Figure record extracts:
******************************
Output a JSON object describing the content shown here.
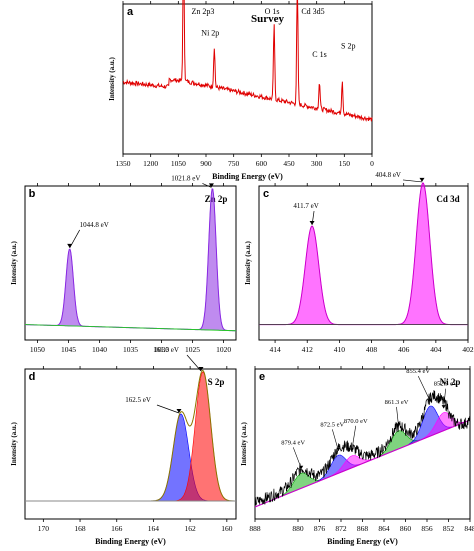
{
  "chart_data": [
    {
      "panel": "a",
      "type": "line",
      "title": "Survey",
      "xlabel": "Binding Energy (eV)",
      "ylabel": "Intensity (a.u.)",
      "xlim": [
        1350,
        0
      ],
      "x_ticks": [
        "1350",
        "1200",
        "1050",
        "900",
        "750",
        "600",
        "450",
        "300",
        "150",
        "0"
      ],
      "color": "#e00000",
      "peaks": [
        {
          "label": "Zn 2p3",
          "x": 1021.8,
          "height": 0.97
        },
        {
          "label": "Cd 3d5",
          "x": 404.8,
          "height": 0.88
        },
        {
          "label": "Ni 2p",
          "x": 855.0,
          "height": 0.3
        },
        {
          "label": "O 1s",
          "x": 531.0,
          "height": 0.55
        },
        {
          "label": "C 1s",
          "x": 284.8,
          "height": 0.2
        },
        {
          "label": "S 2p",
          "x": 161.3,
          "height": 0.25
        }
      ]
    },
    {
      "panel": "b",
      "type": "line",
      "title": "Zn 2p",
      "xlabel": "",
      "ylabel": "Intensity (a.u.)",
      "xlim": [
        1052,
        1018
      ],
      "x_ticks": [
        "1050",
        "1045",
        "1040",
        "1035",
        "1030",
        "1025",
        "1020"
      ],
      "series": [
        {
          "name": "1044.8 eV",
          "center": 1044.8,
          "height": 0.5,
          "color": "#8a2be2"
        },
        {
          "name": "1021.8 eV",
          "center": 1021.8,
          "height": 0.92,
          "color": "#8a2be2"
        }
      ],
      "annotations": [
        "1044.8 eV",
        "1021.8 eV"
      ]
    },
    {
      "panel": "c",
      "type": "line",
      "title": "Cd 3d",
      "xlabel": "",
      "ylabel": "Intensity (a.u.)",
      "xlim": [
        415,
        402
      ],
      "x_ticks": [
        "414",
        "412",
        "410",
        "408",
        "406",
        "404",
        "402"
      ],
      "series": [
        {
          "name": "411.7 eV",
          "center": 411.7,
          "height": 0.64,
          "color": "#ff00ff"
        },
        {
          "name": "404.8 eV",
          "center": 404.8,
          "height": 0.92,
          "color": "#ff00ff"
        }
      ],
      "annotations": [
        "411.7 eV",
        "404.8 eV"
      ]
    },
    {
      "panel": "d",
      "type": "line",
      "title": "S 2p",
      "xlabel": "Binding Energy (eV)",
      "ylabel": "Intensity (a.u.)",
      "xlim": [
        171,
        159.5
      ],
      "x_ticks": [
        "170",
        "168",
        "166",
        "164",
        "162",
        "160"
      ],
      "series": [
        {
          "name": "162.5 eV",
          "center": 162.5,
          "height": 0.58,
          "color": "#0000ff"
        },
        {
          "name": "161.3 eV",
          "center": 161.3,
          "height": 0.86,
          "color": "#ff0000"
        }
      ],
      "annotations": [
        "161.3 eV",
        "162.5 eV"
      ]
    },
    {
      "panel": "e",
      "type": "line",
      "title": "Ni 2p",
      "xlabel": "Binding Energy (eV)",
      "ylabel": "Intensity (a.u.)",
      "xlim": [
        888,
        848
      ],
      "x_ticks": [
        "888",
        "880",
        "876",
        "872",
        "868",
        "864",
        "860",
        "856",
        "852",
        "848"
      ],
      "series": [
        {
          "name": "879.4 eV",
          "center": 879.4,
          "height": 0.1,
          "color": "#00aa00"
        },
        {
          "name": "872.5 eV",
          "center": 872.5,
          "height": 0.12,
          "color": "#0000ff"
        },
        {
          "name": "870.0 eV",
          "center": 870.0,
          "height": 0.08,
          "color": "#ff00ff"
        },
        {
          "name": "861.3 eV",
          "center": 861.3,
          "height": 0.12,
          "color": "#00aa00"
        },
        {
          "name": "855.4 eV",
          "center": 855.4,
          "height": 0.2,
          "color": "#0000ff"
        },
        {
          "name": "852.9 eV",
          "center": 852.9,
          "height": 0.12,
          "color": "#ff00ff"
        }
      ],
      "annotations": [
        "879.4 eV",
        "872.5 eV",
        "870.0 eV",
        "861.3 eV",
        "855.4 eV",
        "852.9 eV"
      ]
    }
  ]
}
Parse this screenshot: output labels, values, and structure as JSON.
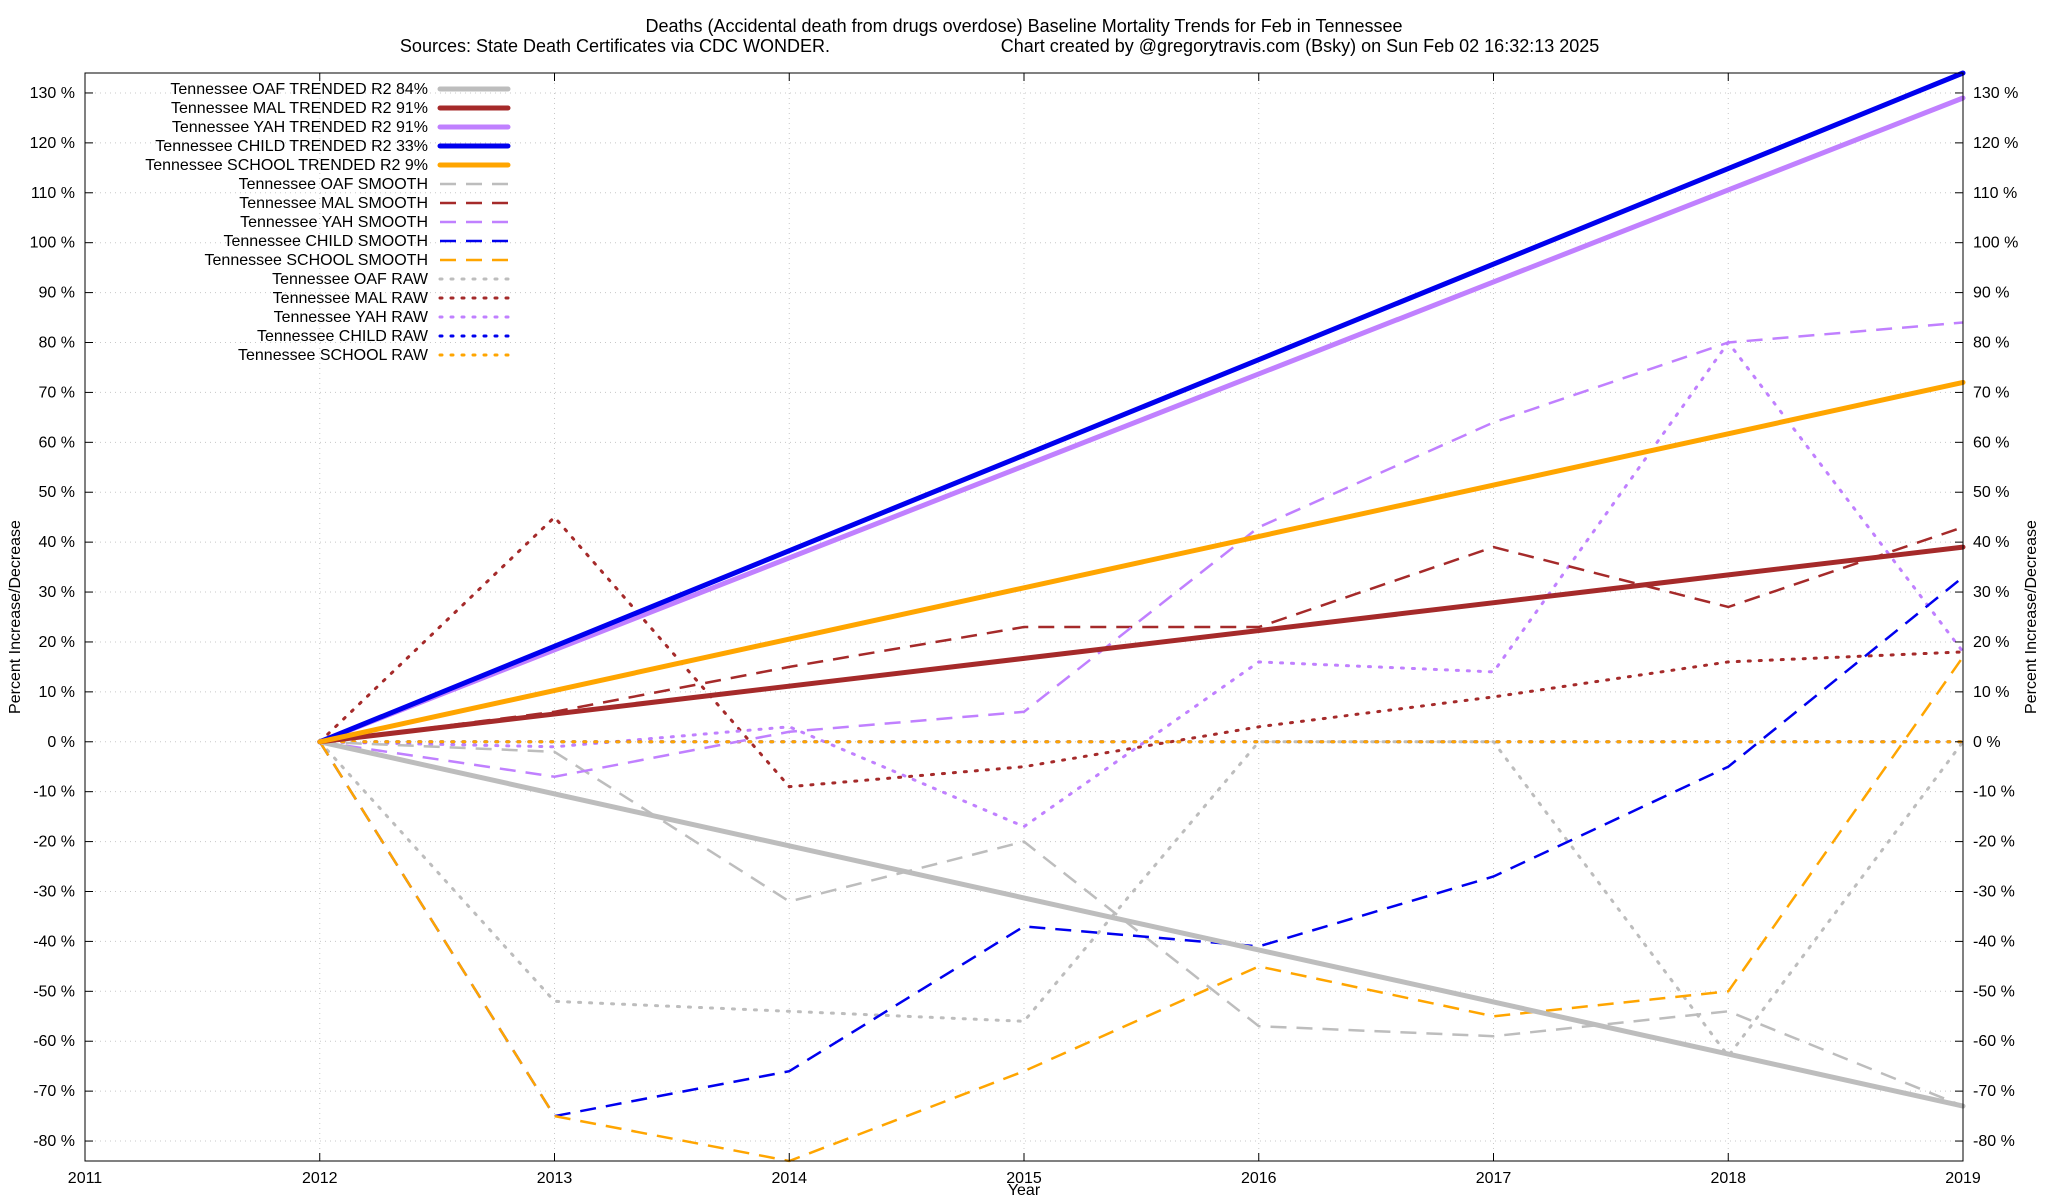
{
  "chart_data": {
    "type": "line",
    "title": "Deaths (Accidental death from drugs overdose)  Baseline Mortality Trends for Feb in Tennessee",
    "subtitle_left": "Sources: State Death Certificates via CDC WONDER.",
    "subtitle_right": "Chart created by @gregorytravis.com (Bsky) on Sun Feb 02 16:32:13 2025",
    "xlabel": "Year",
    "ylabel": "Percent Increase/Decrease",
    "xlim": [
      2011,
      2019
    ],
    "ylim": [
      -84,
      134
    ],
    "xticks": [
      2011,
      2012,
      2013,
      2014,
      2015,
      2016,
      2017,
      2018,
      2019
    ],
    "yticks": [
      -80,
      -70,
      -60,
      -50,
      -40,
      -30,
      -20,
      -10,
      0,
      10,
      20,
      30,
      40,
      50,
      60,
      70,
      80,
      90,
      100,
      110,
      120,
      130
    ],
    "ytick_suffix": " %",
    "grid": true,
    "legend_position": "top-left",
    "colors": {
      "oaf": "#bdbdbd",
      "mal": "#a52a2a",
      "yah": "#c080ff",
      "child": "#0000ee",
      "school": "#ffa500"
    },
    "series": [
      {
        "name": "Tennessee OAF TRENDED R2  84%",
        "group": "oaf",
        "style": "trend",
        "x": [
          2012,
          2019
        ],
        "y": [
          0,
          -73
        ]
      },
      {
        "name": "Tennessee MAL TRENDED R2  91%",
        "group": "mal",
        "style": "trend",
        "x": [
          2012,
          2019
        ],
        "y": [
          0,
          39
        ]
      },
      {
        "name": "Tennessee YAH TRENDED R2  91%",
        "group": "yah",
        "style": "trend",
        "x": [
          2012,
          2019
        ],
        "y": [
          0,
          129
        ]
      },
      {
        "name": "Tennessee CHILD TRENDED R2  33%",
        "group": "child",
        "style": "trend",
        "x": [
          2012,
          2019
        ],
        "y": [
          0,
          134
        ]
      },
      {
        "name": "Tennessee SCHOOL TRENDED R2  9%",
        "group": "school",
        "style": "trend",
        "x": [
          2012,
          2019
        ],
        "y": [
          0,
          72
        ]
      },
      {
        "name": "Tennessee OAF SMOOTH",
        "group": "oaf",
        "style": "smooth",
        "x": [
          2012,
          2013,
          2014,
          2015,
          2016,
          2017,
          2018,
          2019
        ],
        "y": [
          0,
          -2,
          -32,
          -20,
          -57,
          -59,
          -54,
          -73
        ]
      },
      {
        "name": "Tennessee MAL SMOOTH",
        "group": "mal",
        "style": "smooth",
        "x": [
          2012,
          2013,
          2014,
          2015,
          2016,
          2017,
          2018,
          2019
        ],
        "y": [
          0,
          6,
          15,
          23,
          23,
          39,
          27,
          43
        ]
      },
      {
        "name": "Tennessee YAH SMOOTH",
        "group": "yah",
        "style": "smooth",
        "x": [
          2012,
          2013,
          2014,
          2015,
          2016,
          2017,
          2018,
          2019
        ],
        "y": [
          0,
          -7,
          2,
          6,
          43,
          64,
          80,
          84
        ]
      },
      {
        "name": "Tennessee CHILD SMOOTH",
        "group": "child",
        "style": "smooth",
        "x": [
          2012,
          2013,
          2014,
          2015,
          2016,
          2017,
          2018,
          2019
        ],
        "y": [
          0,
          -75,
          -66,
          -37,
          -41,
          -27,
          -5,
          33
        ]
      },
      {
        "name": "Tennessee SCHOOL SMOOTH",
        "group": "school",
        "style": "smooth",
        "x": [
          2012,
          2013,
          2014,
          2015,
          2016,
          2017,
          2018,
          2019
        ],
        "y": [
          0,
          -75,
          -84,
          -66,
          -45,
          -55,
          -50,
          17
        ]
      },
      {
        "name": "Tennessee OAF RAW",
        "group": "oaf",
        "style": "raw",
        "x": [
          2012,
          2013,
          2014,
          2015,
          2016,
          2017,
          2018,
          2019
        ],
        "y": [
          0,
          -52,
          -54,
          -56,
          0,
          0,
          -63,
          0
        ]
      },
      {
        "name": "Tennessee MAL RAW",
        "group": "mal",
        "style": "raw",
        "x": [
          2012,
          2013,
          2014,
          2015,
          2016,
          2017,
          2018,
          2019
        ],
        "y": [
          0,
          45,
          -9,
          -5,
          3,
          9,
          16,
          18
        ]
      },
      {
        "name": "Tennessee YAH RAW",
        "group": "yah",
        "style": "raw",
        "x": [
          2012,
          2013,
          2014,
          2015,
          2016,
          2017,
          2018,
          2019
        ],
        "y": [
          0,
          -1,
          3,
          -17,
          16,
          14,
          80,
          18
        ]
      },
      {
        "name": "Tennessee CHILD RAW",
        "group": "child",
        "style": "raw",
        "x": [
          2012,
          2013,
          2014,
          2015,
          2016,
          2017,
          2018,
          2019
        ],
        "y": [
          0,
          0,
          0,
          0,
          0,
          0,
          0,
          0
        ]
      },
      {
        "name": "Tennessee SCHOOL RAW",
        "group": "school",
        "style": "raw",
        "x": [
          2012,
          2013,
          2014,
          2015,
          2016,
          2017,
          2018,
          2019
        ],
        "y": [
          0,
          0,
          0,
          0,
          0,
          0,
          0,
          0
        ]
      }
    ]
  }
}
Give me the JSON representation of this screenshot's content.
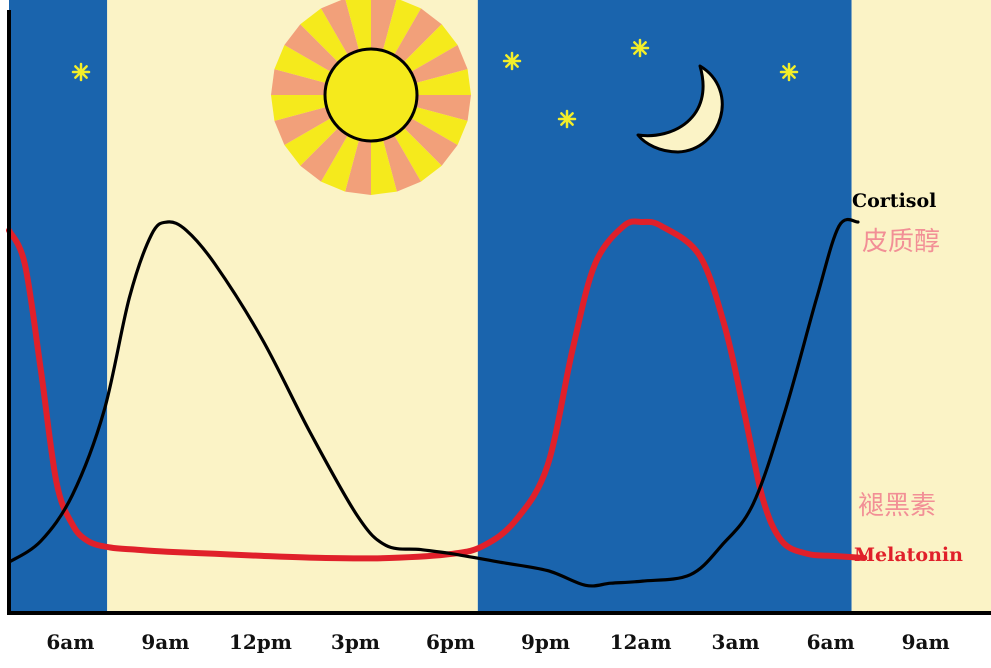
******************************
**TO DO**
Copy each line of the listing that includes "panel".

**THE OUTPUT**
      "panel": "a",
      "panel": "b",
      "panel": "c",
      "panel": "d",
      "panel": "e",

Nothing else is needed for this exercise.